» RAW RECORDS:

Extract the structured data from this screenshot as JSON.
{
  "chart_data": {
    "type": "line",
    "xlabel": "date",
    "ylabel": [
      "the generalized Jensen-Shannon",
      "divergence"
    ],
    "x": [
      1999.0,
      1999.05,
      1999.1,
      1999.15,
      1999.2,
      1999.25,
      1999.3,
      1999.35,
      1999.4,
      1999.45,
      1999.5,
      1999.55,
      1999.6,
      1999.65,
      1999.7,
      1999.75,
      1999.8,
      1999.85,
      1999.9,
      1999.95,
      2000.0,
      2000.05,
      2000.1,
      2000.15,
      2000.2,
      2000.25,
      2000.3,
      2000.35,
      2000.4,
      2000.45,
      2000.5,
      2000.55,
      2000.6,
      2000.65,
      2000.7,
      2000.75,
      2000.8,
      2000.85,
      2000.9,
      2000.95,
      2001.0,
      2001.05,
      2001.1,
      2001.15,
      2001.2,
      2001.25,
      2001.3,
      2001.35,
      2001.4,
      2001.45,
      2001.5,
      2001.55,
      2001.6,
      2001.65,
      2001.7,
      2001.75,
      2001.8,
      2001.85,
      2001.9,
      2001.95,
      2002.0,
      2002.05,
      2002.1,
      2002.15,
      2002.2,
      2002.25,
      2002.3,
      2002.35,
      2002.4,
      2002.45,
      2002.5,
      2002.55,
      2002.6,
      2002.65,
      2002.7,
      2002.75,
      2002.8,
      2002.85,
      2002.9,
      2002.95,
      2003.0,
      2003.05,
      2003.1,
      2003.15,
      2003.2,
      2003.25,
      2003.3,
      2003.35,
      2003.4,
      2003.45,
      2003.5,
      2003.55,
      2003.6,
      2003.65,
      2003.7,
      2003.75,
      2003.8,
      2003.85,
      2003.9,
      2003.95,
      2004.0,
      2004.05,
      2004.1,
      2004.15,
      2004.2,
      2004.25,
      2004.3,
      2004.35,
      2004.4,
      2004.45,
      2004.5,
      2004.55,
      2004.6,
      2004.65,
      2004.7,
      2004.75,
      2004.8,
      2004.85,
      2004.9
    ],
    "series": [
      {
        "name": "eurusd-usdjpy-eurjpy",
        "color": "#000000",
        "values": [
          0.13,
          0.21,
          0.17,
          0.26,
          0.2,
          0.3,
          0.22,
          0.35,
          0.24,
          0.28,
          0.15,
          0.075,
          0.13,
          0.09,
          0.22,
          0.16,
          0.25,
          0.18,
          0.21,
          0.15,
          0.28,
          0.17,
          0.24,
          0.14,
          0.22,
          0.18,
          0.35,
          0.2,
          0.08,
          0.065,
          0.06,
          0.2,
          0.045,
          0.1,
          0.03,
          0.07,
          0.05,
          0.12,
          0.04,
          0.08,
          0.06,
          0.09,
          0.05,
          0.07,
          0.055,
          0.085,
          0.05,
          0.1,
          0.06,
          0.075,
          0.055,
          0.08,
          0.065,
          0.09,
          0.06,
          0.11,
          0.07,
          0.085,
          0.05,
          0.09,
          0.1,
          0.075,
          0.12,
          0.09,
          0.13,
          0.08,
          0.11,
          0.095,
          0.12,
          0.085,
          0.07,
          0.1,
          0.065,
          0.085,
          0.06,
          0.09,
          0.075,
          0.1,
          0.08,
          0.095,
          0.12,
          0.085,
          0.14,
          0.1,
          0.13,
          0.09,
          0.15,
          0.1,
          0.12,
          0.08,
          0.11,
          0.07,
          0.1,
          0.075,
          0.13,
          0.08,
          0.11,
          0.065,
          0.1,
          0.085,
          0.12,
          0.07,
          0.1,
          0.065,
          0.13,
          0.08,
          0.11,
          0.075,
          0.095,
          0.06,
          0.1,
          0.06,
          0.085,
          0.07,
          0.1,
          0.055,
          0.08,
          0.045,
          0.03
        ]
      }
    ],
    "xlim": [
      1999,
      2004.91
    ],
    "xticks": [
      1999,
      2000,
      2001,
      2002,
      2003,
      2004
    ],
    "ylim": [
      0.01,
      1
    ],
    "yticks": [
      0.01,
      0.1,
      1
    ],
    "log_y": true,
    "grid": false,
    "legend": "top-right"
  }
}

---

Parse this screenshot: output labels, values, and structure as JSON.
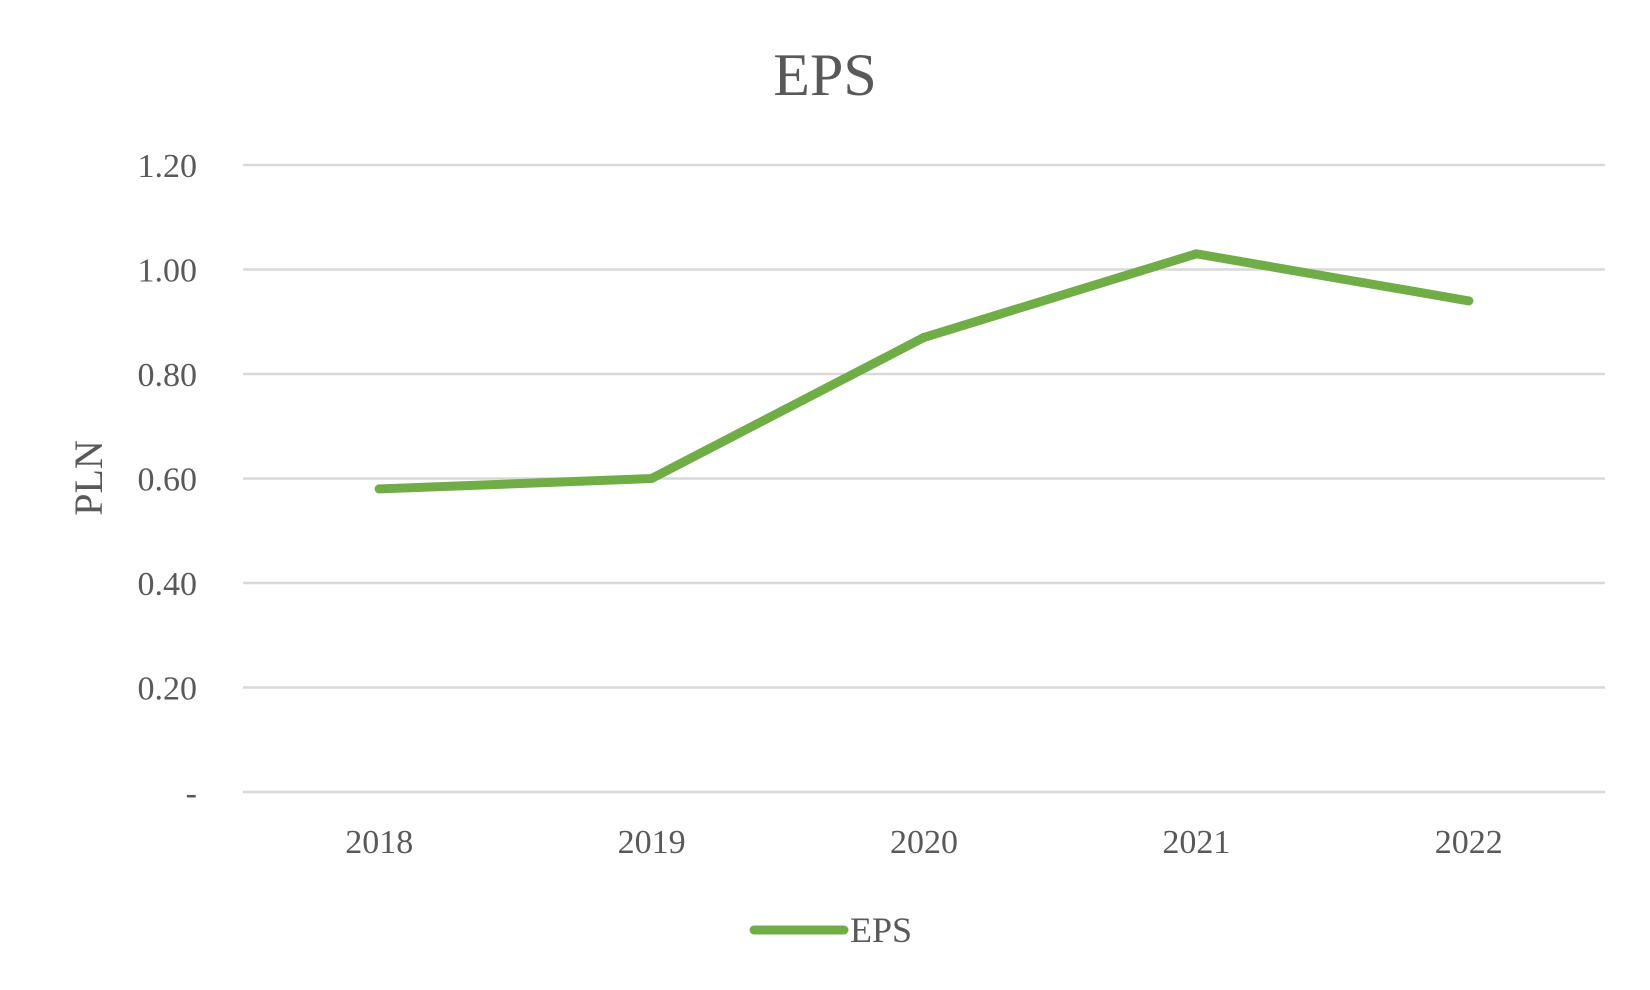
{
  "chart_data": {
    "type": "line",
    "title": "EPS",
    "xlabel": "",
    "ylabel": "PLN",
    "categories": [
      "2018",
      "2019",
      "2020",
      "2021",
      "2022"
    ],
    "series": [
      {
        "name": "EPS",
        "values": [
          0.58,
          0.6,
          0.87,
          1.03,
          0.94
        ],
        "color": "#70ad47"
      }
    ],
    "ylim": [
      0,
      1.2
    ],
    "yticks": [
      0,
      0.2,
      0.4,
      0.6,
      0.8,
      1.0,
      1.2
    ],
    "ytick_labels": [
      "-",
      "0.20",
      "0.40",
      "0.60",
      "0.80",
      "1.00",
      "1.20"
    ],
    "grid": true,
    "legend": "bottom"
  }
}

» WHAT IS ASKED: Pick out each line in the material containing "screenshot".

» THE OUTPUT:
Extract the structured data from this screenshot as JSON.
Parse this screenshot: output labels, values, and structure as JSON.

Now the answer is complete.